### Source passage
※ ※ ※
California officials join Friends of the Earth to demand formal public hearings
New evidence exposes more major safety concerns
WASHINGTON, D.C. – On the heels of a pointed ruling by a panel of judges against Southern California Edison’s scheme to rush the experimental restart of a severely damaged reactor at San Onofre, elected officials have joined Friends of the Earth in demanding that there be no restart decision until the Nuclear Regulatory Commission holds a formal adjudicatory public hearing with testimony from local citizens and expert witnesses.
On Monday, the Atomic Safety Licensing Board — in a devastating judgement against Edison and the NRC — affirmed a petition for such a hearing, filed by Friends of the Earth. But NRC officials since then have said the ruling does not necessarily trigger the hearing.
※ ※ ※
### Records shown
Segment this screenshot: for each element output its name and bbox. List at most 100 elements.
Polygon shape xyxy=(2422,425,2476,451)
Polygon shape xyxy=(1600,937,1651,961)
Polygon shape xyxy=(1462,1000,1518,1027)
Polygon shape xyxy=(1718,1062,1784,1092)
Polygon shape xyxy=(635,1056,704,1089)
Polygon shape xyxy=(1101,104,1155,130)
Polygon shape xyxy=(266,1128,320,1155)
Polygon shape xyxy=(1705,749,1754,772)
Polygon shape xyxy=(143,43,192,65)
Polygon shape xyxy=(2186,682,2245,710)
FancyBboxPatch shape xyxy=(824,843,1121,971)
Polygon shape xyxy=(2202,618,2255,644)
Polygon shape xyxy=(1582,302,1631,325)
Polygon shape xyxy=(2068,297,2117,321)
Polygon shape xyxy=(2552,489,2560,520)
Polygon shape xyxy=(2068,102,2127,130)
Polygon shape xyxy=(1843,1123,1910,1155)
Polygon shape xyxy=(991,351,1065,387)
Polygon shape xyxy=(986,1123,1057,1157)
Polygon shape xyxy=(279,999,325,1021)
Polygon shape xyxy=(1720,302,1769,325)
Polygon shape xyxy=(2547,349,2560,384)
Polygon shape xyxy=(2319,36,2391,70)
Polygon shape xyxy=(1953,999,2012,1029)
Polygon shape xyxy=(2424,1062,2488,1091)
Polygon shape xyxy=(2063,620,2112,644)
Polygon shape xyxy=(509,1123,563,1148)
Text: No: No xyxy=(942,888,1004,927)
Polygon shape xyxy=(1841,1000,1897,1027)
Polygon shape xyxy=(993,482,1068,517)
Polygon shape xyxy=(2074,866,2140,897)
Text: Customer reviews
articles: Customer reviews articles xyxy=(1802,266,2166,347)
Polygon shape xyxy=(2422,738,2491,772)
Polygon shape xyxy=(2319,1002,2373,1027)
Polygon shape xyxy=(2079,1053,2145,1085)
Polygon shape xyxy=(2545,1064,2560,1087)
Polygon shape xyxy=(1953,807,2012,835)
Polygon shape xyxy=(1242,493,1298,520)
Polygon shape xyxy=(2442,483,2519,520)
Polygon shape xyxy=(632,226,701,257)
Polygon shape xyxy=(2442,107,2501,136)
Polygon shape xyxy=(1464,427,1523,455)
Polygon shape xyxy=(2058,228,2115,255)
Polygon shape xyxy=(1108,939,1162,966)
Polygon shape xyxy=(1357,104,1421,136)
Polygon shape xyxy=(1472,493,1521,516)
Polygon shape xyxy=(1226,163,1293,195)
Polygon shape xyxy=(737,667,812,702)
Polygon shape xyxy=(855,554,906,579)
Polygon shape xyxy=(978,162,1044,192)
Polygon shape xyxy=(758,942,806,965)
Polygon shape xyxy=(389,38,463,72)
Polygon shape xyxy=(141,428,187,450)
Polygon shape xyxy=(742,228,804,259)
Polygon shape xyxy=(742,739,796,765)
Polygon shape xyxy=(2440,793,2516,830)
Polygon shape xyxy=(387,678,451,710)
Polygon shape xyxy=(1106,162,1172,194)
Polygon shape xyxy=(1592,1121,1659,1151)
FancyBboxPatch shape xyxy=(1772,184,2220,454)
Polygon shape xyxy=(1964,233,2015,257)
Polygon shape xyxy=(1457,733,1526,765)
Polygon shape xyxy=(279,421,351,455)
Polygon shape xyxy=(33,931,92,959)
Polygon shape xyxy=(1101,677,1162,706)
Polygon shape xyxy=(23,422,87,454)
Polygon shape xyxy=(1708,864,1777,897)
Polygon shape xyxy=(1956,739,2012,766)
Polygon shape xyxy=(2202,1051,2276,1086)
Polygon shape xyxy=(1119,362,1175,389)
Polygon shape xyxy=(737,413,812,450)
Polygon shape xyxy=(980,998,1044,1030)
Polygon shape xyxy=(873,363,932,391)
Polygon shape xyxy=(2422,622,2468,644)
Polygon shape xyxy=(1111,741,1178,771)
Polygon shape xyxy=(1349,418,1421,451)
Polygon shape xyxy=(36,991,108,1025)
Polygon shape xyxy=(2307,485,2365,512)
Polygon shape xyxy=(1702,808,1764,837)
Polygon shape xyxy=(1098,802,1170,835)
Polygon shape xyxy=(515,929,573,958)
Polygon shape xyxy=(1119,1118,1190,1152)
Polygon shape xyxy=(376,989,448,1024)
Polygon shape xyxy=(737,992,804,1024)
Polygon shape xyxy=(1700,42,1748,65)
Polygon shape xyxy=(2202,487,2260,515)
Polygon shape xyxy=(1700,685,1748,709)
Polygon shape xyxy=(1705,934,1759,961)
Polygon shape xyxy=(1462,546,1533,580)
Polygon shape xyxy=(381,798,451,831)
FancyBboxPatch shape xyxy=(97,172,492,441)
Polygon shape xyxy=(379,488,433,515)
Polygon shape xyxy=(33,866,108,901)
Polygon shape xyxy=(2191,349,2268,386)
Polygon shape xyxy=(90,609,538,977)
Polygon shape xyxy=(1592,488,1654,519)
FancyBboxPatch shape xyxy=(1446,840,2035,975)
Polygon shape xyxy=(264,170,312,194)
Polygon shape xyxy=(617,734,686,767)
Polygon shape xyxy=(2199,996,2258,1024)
※ ※ ※
### Action item
Can you print everything from "California officials join" down to "trigger the hearing." in the San Onofre passage above, word for word?

### Expected answer
California officials join Friends of the Earth to demand formal public hearings
New evidence exposes more major safety concerns
WASHINGTON, D.C. – On the heels of a pointed ruling by a panel of judges against Southern California Edison’s scheme to rush the experimental restart of a severely damaged reactor at San Onofre, elected officials have joined Friends of the Earth in demanding that there be no restart decision until the Nuclear Regulatory Commission holds a formal adjudicatory public hearing with testimony from local citizens and expert witnesses.
On Monday, the Atomic Safety Licensing Board — in a devastating judgement against Edison and the NRC — affirmed a petition for such a hearing, filed by Friends of the Earth. But NRC officials since then have said the ruling does not necessarily trigger the hearing.